[Data items]

▬▬▬▬▬▬

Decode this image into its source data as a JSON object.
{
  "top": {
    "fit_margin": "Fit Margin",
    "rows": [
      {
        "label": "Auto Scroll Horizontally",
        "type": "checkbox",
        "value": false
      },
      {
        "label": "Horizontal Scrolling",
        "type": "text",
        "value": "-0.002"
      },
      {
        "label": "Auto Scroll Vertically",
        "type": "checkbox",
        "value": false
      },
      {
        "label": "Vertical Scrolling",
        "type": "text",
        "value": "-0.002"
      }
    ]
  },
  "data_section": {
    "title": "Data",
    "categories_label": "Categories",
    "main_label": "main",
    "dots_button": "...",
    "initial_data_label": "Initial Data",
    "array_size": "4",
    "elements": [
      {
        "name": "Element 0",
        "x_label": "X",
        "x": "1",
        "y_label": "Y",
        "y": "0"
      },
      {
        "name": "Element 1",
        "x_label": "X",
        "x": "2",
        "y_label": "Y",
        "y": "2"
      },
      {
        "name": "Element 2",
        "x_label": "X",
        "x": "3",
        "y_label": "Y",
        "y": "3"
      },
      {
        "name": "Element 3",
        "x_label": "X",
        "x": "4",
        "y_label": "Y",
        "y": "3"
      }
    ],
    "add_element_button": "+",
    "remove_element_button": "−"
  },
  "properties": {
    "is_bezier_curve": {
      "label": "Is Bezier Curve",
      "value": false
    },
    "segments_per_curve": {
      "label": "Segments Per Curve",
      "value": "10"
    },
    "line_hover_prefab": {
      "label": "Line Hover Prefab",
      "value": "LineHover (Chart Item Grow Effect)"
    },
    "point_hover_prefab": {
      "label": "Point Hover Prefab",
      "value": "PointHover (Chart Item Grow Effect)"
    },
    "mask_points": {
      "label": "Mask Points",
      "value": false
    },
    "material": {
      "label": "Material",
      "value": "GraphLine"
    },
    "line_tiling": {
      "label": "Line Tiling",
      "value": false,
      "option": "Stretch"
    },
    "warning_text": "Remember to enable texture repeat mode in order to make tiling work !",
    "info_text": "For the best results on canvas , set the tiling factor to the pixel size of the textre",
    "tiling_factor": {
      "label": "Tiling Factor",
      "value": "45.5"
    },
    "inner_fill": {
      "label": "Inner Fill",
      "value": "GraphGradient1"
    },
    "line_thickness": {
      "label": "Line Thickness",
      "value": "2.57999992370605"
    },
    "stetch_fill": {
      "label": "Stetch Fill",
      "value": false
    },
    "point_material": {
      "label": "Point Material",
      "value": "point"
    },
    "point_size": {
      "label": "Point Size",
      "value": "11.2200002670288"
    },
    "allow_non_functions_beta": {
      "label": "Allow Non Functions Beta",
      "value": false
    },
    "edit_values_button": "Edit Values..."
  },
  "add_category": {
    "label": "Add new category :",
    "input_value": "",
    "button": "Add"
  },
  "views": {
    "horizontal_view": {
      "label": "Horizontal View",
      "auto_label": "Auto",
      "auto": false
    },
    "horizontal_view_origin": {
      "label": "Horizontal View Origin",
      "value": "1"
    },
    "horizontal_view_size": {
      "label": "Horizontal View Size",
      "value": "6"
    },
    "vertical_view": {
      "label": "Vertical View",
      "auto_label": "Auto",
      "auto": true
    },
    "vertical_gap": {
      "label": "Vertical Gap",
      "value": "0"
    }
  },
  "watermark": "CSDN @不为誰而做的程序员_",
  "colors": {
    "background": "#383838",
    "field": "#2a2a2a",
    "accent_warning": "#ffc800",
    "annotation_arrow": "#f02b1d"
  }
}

▬▬▬▬▬▬

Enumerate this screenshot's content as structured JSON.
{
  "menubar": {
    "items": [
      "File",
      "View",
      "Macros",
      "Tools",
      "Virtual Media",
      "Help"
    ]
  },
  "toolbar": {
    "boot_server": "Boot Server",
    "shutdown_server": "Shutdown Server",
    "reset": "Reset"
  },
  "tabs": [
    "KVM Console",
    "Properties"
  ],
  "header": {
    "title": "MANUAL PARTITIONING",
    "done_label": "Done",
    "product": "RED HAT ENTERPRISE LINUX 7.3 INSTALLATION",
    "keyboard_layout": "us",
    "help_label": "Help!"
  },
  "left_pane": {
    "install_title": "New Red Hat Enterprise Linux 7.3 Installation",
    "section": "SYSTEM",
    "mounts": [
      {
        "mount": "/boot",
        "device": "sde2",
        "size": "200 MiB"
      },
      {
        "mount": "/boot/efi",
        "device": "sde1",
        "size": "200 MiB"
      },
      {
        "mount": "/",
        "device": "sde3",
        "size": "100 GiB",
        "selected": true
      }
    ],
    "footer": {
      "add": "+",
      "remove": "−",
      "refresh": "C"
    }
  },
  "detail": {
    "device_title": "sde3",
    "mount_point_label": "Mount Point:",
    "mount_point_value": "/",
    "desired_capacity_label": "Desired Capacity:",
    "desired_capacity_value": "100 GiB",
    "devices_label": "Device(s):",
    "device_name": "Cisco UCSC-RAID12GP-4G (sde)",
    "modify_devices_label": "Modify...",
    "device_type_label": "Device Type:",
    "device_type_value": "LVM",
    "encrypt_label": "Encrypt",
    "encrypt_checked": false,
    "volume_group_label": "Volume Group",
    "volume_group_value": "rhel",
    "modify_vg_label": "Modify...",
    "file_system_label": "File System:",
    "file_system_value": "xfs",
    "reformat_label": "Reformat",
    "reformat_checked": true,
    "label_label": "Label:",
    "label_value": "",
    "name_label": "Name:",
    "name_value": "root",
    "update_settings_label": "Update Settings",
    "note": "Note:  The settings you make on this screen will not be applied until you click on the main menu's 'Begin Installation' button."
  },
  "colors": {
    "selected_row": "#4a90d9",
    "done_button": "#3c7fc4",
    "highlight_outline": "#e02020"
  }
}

▬▬▬▬▬▬

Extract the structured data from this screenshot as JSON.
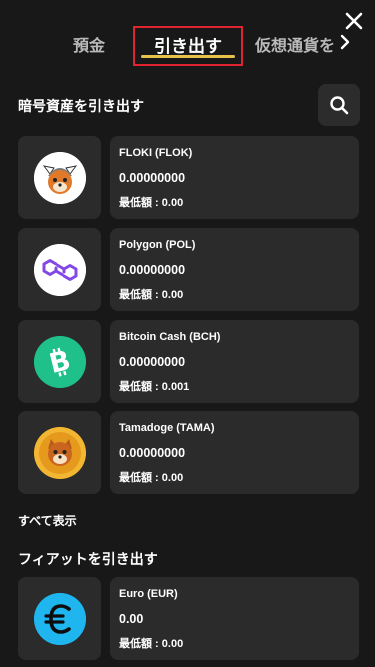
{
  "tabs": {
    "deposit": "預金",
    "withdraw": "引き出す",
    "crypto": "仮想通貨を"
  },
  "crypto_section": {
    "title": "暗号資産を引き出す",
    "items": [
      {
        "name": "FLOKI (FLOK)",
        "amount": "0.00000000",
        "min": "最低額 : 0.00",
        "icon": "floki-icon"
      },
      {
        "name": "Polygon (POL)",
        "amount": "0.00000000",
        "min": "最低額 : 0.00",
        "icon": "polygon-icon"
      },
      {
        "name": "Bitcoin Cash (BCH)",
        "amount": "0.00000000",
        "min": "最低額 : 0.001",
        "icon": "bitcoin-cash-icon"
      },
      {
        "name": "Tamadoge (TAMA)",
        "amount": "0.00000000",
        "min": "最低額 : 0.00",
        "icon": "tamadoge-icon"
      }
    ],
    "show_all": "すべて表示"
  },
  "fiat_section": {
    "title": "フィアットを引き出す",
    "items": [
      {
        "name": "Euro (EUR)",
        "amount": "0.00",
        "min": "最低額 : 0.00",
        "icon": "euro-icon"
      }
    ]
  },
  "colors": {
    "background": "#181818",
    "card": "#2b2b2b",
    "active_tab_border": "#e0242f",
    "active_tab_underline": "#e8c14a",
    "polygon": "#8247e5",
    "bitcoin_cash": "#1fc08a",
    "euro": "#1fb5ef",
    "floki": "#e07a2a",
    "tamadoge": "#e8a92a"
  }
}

▬▬▬▬▬▬

EXERCISE GOAL: Which lines include the word "this"? Copy every one of them.

SOLUTION:
Decode this image into its source data as a JSON object.
Enumerate this screenshot's content as structured JSON.
    "note": "Note:  The settings you make on this screen will not be applied until you click on the main menu's 'Begin Installation' button."
Extract the structured data from this screenshot as JSON.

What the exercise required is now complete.